What the task asks:
Scan the listing below. Report each line that includes "content".

--

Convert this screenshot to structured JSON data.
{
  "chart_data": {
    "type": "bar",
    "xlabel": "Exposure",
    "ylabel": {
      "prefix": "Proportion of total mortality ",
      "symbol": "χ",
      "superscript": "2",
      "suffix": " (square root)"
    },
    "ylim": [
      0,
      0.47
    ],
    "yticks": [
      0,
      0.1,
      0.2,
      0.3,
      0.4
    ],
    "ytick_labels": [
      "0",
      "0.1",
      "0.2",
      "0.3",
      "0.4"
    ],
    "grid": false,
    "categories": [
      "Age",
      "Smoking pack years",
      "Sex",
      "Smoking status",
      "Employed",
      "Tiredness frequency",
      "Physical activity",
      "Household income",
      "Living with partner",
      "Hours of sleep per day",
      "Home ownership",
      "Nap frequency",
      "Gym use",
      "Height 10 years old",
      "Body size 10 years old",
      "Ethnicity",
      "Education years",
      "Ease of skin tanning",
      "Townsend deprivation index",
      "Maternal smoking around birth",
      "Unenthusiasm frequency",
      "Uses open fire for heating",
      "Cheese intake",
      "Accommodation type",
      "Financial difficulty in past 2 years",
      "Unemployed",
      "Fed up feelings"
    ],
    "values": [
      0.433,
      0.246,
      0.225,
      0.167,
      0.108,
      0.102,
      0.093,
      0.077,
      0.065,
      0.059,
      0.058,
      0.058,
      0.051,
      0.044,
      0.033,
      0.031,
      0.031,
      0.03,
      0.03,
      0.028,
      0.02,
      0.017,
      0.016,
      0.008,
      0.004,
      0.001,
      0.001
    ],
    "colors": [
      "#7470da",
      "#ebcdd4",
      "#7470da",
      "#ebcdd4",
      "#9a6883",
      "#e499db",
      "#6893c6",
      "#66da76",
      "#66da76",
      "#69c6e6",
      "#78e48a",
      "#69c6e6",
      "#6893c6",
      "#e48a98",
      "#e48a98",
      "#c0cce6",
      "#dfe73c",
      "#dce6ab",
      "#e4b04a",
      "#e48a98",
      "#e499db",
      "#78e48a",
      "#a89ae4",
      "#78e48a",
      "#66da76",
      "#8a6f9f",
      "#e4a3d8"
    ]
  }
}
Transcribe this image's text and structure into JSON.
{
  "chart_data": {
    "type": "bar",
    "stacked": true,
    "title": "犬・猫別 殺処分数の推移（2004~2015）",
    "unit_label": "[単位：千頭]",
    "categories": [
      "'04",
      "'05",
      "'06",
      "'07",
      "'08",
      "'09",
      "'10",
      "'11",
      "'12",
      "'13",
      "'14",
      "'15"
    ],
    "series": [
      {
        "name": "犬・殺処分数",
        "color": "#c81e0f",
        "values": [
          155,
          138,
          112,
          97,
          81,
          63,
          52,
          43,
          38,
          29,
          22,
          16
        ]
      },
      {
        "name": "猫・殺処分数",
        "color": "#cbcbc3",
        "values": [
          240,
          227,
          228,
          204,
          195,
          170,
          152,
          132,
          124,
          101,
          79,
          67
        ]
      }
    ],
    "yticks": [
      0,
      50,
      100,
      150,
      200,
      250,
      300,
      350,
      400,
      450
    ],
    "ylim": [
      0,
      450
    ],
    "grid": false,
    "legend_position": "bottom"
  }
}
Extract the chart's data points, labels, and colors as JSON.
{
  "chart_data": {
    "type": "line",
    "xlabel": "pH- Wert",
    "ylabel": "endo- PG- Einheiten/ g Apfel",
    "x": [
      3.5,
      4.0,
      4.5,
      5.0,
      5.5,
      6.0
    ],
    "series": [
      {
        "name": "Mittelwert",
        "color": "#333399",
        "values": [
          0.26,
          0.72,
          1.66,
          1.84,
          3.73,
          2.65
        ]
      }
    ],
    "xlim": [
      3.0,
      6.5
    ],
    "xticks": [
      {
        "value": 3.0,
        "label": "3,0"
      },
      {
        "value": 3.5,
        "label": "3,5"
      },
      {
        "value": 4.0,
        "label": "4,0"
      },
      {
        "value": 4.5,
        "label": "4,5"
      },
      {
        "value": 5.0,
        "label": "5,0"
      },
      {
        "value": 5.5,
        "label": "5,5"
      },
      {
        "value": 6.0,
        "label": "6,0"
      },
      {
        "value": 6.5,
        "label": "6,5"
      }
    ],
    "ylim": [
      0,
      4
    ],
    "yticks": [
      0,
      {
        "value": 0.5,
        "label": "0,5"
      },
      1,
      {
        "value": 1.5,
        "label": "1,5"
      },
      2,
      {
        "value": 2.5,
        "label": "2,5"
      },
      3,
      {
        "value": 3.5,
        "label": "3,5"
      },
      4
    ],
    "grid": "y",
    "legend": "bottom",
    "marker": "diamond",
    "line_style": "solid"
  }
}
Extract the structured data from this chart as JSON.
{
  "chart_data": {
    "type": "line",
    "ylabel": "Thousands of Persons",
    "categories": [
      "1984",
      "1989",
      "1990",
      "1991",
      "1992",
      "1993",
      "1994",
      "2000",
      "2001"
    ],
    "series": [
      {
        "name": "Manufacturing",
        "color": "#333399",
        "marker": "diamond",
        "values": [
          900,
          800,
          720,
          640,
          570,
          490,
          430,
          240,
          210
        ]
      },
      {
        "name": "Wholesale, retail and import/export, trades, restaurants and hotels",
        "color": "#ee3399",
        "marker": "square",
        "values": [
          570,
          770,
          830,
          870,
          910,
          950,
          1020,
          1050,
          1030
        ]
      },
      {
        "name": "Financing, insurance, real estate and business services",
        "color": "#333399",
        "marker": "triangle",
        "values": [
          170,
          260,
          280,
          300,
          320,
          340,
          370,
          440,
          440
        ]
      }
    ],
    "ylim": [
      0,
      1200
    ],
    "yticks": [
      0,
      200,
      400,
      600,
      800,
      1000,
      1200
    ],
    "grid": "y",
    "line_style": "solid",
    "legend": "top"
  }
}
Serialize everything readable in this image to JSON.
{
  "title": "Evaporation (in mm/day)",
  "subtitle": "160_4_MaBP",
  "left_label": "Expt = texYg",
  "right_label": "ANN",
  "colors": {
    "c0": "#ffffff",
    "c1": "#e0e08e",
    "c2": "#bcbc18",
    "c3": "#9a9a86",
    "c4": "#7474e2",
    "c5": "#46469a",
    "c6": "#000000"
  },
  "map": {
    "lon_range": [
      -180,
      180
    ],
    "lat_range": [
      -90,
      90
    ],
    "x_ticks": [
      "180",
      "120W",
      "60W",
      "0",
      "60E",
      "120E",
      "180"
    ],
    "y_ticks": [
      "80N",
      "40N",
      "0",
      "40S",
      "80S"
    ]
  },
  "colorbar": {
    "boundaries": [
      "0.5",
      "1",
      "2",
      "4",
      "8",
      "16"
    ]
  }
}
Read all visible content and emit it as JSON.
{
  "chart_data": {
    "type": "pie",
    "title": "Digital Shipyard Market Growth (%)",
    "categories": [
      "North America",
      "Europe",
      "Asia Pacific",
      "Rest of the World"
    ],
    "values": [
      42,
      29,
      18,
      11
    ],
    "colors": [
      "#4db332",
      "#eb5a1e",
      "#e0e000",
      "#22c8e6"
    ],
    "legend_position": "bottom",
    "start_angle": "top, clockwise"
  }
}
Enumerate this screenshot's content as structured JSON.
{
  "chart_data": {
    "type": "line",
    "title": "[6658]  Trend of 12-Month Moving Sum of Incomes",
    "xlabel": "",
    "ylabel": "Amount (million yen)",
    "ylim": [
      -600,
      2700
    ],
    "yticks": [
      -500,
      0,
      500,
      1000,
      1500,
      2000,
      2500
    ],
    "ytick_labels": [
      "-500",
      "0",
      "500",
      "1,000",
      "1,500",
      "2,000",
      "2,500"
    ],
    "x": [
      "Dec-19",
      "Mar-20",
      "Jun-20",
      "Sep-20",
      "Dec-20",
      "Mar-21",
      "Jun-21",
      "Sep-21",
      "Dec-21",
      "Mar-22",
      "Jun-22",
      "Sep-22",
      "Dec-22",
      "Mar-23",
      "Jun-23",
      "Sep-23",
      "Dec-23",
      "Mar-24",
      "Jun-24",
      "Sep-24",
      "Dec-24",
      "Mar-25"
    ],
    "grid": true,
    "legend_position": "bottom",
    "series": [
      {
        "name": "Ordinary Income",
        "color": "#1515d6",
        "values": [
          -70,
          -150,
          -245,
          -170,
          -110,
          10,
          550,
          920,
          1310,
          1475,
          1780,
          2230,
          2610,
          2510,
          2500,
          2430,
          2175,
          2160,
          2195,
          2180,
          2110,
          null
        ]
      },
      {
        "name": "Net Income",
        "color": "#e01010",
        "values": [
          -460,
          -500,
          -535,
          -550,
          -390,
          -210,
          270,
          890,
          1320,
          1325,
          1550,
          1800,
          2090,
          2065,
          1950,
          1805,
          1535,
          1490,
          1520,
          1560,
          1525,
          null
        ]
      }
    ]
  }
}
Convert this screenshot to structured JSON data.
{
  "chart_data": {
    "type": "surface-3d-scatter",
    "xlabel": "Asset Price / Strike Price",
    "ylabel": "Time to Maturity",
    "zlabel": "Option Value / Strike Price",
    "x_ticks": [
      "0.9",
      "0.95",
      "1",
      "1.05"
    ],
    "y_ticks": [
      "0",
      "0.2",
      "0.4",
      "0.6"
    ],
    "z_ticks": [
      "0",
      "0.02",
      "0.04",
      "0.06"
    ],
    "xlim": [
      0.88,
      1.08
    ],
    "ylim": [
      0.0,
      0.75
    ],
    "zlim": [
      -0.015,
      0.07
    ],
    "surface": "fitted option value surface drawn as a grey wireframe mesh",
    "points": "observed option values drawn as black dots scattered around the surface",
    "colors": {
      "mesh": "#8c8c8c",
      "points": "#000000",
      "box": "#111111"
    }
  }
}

--

Solution to the problem:
Read all visible content and emit it as JSON.
Enumerate this screenshot's content as structured JSON.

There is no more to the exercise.